* SHORT EXERCISE *
Reproduce all entries verbatim, with nothing added or dropped.
★ ★ ★
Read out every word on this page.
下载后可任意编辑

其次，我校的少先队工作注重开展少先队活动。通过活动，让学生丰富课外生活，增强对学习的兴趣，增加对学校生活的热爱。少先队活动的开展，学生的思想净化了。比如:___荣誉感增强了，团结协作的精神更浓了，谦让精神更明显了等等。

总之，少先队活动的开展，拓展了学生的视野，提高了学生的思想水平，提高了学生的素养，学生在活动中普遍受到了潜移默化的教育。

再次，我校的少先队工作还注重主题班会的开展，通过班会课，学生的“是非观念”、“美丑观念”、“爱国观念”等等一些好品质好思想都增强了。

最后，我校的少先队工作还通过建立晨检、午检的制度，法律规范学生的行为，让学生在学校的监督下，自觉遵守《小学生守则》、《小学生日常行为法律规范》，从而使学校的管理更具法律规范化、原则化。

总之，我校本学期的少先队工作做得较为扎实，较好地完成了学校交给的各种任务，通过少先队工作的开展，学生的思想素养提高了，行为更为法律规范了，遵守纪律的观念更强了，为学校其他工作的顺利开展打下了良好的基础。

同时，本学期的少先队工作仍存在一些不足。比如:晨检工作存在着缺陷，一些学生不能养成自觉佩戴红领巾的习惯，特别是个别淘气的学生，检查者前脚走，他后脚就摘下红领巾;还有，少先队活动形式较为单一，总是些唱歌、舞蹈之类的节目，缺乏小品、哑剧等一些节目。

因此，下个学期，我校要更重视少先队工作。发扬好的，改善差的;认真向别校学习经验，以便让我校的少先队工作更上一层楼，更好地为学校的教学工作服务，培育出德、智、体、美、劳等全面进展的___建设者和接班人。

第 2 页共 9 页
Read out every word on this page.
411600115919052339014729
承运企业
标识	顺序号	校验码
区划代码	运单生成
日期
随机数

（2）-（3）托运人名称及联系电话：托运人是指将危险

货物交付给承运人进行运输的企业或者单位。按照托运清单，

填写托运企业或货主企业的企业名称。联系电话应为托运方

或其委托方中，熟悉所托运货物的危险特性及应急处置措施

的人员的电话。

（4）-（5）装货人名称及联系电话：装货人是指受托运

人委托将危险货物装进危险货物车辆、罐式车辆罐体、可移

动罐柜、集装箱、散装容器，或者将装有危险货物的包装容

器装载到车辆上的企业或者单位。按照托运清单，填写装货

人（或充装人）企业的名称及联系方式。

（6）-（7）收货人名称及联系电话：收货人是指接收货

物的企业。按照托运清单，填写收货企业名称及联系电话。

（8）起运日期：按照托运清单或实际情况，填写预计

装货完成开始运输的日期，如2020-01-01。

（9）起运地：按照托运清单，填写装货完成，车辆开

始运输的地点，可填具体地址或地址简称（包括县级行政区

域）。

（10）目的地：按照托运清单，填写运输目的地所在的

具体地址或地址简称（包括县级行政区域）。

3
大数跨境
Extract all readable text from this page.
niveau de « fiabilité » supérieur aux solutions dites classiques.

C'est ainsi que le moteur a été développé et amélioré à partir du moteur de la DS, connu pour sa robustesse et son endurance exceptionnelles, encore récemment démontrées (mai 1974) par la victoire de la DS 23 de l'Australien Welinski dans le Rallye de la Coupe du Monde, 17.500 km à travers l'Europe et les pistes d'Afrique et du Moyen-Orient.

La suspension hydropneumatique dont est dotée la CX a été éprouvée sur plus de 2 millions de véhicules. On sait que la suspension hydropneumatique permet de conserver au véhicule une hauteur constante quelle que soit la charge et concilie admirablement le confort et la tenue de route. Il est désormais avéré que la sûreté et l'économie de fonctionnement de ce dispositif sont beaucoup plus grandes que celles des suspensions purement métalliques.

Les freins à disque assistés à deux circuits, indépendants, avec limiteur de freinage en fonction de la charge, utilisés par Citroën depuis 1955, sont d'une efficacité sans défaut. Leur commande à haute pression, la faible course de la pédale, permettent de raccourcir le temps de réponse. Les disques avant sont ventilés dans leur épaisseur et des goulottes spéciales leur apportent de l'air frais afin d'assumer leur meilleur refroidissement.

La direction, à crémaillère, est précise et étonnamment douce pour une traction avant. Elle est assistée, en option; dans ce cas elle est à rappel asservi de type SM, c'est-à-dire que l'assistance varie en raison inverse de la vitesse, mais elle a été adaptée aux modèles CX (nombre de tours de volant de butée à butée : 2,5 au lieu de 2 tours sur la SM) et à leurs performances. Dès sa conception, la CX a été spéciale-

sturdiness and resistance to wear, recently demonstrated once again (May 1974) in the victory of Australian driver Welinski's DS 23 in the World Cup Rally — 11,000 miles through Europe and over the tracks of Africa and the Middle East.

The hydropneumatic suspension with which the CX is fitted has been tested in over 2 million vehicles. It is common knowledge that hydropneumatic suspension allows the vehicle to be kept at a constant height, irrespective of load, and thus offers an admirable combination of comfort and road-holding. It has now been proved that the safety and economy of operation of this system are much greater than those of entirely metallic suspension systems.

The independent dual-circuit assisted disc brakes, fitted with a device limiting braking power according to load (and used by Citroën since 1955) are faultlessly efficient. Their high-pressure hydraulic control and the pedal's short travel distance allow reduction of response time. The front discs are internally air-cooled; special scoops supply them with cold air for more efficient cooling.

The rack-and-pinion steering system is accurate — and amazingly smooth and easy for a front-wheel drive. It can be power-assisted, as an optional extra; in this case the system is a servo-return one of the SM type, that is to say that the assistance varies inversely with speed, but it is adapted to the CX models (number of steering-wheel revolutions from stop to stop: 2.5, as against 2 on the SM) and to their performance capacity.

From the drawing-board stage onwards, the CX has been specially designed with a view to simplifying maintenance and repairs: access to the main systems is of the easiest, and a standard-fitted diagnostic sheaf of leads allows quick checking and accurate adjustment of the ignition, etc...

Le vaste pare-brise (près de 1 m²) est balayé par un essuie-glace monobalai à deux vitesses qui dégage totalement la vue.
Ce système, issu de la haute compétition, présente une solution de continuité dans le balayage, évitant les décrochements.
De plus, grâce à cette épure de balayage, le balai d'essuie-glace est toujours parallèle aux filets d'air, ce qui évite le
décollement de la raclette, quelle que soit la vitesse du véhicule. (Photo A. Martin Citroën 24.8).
★ ★ ★
* CORRECT RESPONSE *
Read out every word on this page.
下载后可任意编辑

其次，我校的少先队工作注重开展少先队活动。通过活动，让学生丰富课外生活，增强对学习的兴趣，增加对学校生活的热爱。少先队活动的开展，学生的思想净化了。比如:___荣誉感增强了，团结协作的精神更浓了，谦让精神更明显了等等。

总之，少先队活动的开展，拓展了学生的视野，提高了学生的思想水平，提高了学生的素养，学生在活动中普遍受到了潜移默化的教育。

再次，我校的少先队工作还注重主题班会的开展，通过班会课，学生的“是非观念”、“美丑观念”、“爱国观念”等等一些好品质好思想都增强了。

最后，我校的少先队工作还通过建立晨检、午检的制度，法律规范学生的行为，让学生在学校的监督下，自觉遵守《小学生守则》、《小学生日常行为法律规范》，从而使学校的管理更具法律规范化、原则化。

总之，我校本学期的少先队工作做得较为扎实，较好地完成了学校交给的各种任务，通过少先队工作的开展，学生的思想素养提高了，行为更为法律规范了，遵守纪律的观念更强了，为学校其他工作的顺利开展打下了良好的基础。

同时，本学期的少先队工作仍存在一些不足。比如:晨检工作存在着缺陷，一些学生不能养成自觉佩戴红领巾的习惯，特别是个别淘气的学生，检查者前脚走，他后脚就摘下红领巾;还有，少先队活动形式较为单一，总是些唱歌、舞蹈之类的节目，缺乏小品、哑剧等一些节目。

因此，下个学期，我校要更重视少先队工作。发扬好的，改善差的;认真向别校学习经验，以便让我校的少先队工作更上一层楼，更好地为学校的教学工作服务，培育出德、智、体、美、劳等全面进展的___建设者和接班人。

第 2 页共 9 页
Read out every word on this page.
411600115919052339014729
承运企业
标识	顺序号	校验码
区划代码	运单生成
日期
随机数

（2）-（3）托运人名称及联系电话：托运人是指将危险

货物交付给承运人进行运输的企业或者单位。按照托运清单，

填写托运企业或货主企业的企业名称。联系电话应为托运方

或其委托方中，熟悉所托运货物的危险特性及应急处置措施

的人员的电话。

（4）-（5）装货人名称及联系电话：装货人是指受托运

人委托将危险货物装进危险货物车辆、罐式车辆罐体、可移

动罐柜、集装箱、散装容器，或者将装有危险货物的包装容

器装载到车辆上的企业或者单位。按照托运清单，填写装货

人（或充装人）企业的名称及联系方式。

（6）-（7）收货人名称及联系电话：收货人是指接收货

物的企业。按照托运清单，填写收货企业名称及联系电话。

（8）起运日期：按照托运清单或实际情况，填写预计

装货完成开始运输的日期，如2020-01-01。

（9）起运地：按照托运清单，填写装货完成，车辆开

始运输的地点，可填具体地址或地址简称（包括县级行政区

域）。

（10）目的地：按照托运清单，填写运输目的地所在的

具体地址或地址简称（包括县级行政区域）。

3
大数跨境
Extract all readable text from this page.
niveau de « fiabilité » supérieur aux solutions dites classiques.

C'est ainsi que le moteur a été développé et amélioré à partir du moteur de la DS, connu pour sa robustesse et son endurance exceptionnelles, encore récemment démontrées (mai 1974) par la victoire de la DS 23 de l'Australien Welinski dans le Rallye de la Coupe du Monde, 17.500 km à travers l'Europe et les pistes d'Afrique et du Moyen-Orient.

La suspension hydropneumatique dont est dotée la CX a été éprouvée sur plus de 2 millions de véhicules. On sait que la suspension hydropneumatique permet de conserver au véhicule une hauteur constante quelle que soit la charge et concilie admirablement le confort et la tenue de route. Il est désormais avéré que la sûreté et l'économie de fonctionnement de ce dispositif sont beaucoup plus grandes que celles des suspensions purement métalliques.

Les freins à disque assistés à deux circuits, indépendants, avec limiteur de freinage en fonction de la charge, utilisés par Citroën depuis 1955, sont d'une efficacité sans défaut. Leur commande à haute pression, la faible course de la pédale, permettent de raccourcir le temps de réponse. Les disques avant sont ventilés dans leur épaisseur et des goulottes spéciales leur apportent de l'air frais afin d'assumer leur meilleur refroidissement.

La direction, à crémaillère, est précise et étonnamment douce pour une traction avant. Elle est assistée, en option; dans ce cas elle est à rappel asservi de type SM, c'est-à-dire que l'assistance varie en raison inverse de la vitesse, mais elle a été adaptée aux modèles CX (nombre de tours de volant de butée à butée : 2,5 au lieu de 2 tours sur la SM) et à leurs performances. Dès sa conception, la CX a été spéciale-

sturdiness and resistance to wear, recently demonstrated once again (May 1974) in the victory of Australian driver Welinski's DS 23 in the World Cup Rally — 11,000 miles through Europe and over the tracks of Africa and the Middle East.

The hydropneumatic suspension with which the CX is fitted has been tested in over 2 million vehicles. It is common knowledge that hydropneumatic suspension allows the vehicle to be kept at a constant height, irrespective of load, and thus offers an admirable combination of comfort and road-holding. It has now been proved that the safety and economy of operation of this system are much greater than those of entirely metallic suspension systems.

The independent dual-circuit assisted disc brakes, fitted with a device limiting braking power according to load (and used by Citroën since 1955) are faultlessly efficient. Their high-pressure hydraulic control and the pedal's short travel distance allow reduction of response time. The front discs are internally air-cooled; special scoops supply them with cold air for more efficient cooling.

The rack-and-pinion steering system is accurate — and amazingly smooth and easy for a front-wheel drive. It can be power-assisted, as an optional extra; in this case the system is a servo-return one of the SM type, that is to say that the assistance varies inversely with speed, but it is adapted to the CX models (number of steering-wheel revolutions from stop to stop: 2.5, as against 2 on the SM) and to their performance capacity.

From the drawing-board stage onwards, the CX has been specially designed with a view to simplifying maintenance and repairs: access to the main systems is of the easiest, and a standard-fitted diagnostic sheaf of leads allows quick checking and accurate adjustment of the ignition, etc...

Le vaste pare-brise (près de 1 m²) est balayé par un essuie-glace monobalai à deux vitesses qui dégage totalement la vue.
Ce système, issu de la haute compétition, présente une solution de continuité dans le balayage, évitant les décrochements.
De plus, grâce à cette épure de balayage, le balai d'essuie-glace est toujours parallèle aux filets d'air, ce qui évite le
décollement de la raclette, quelle que soit la vitesse du véhicule. (Photo A. Martin Citroën 24.8).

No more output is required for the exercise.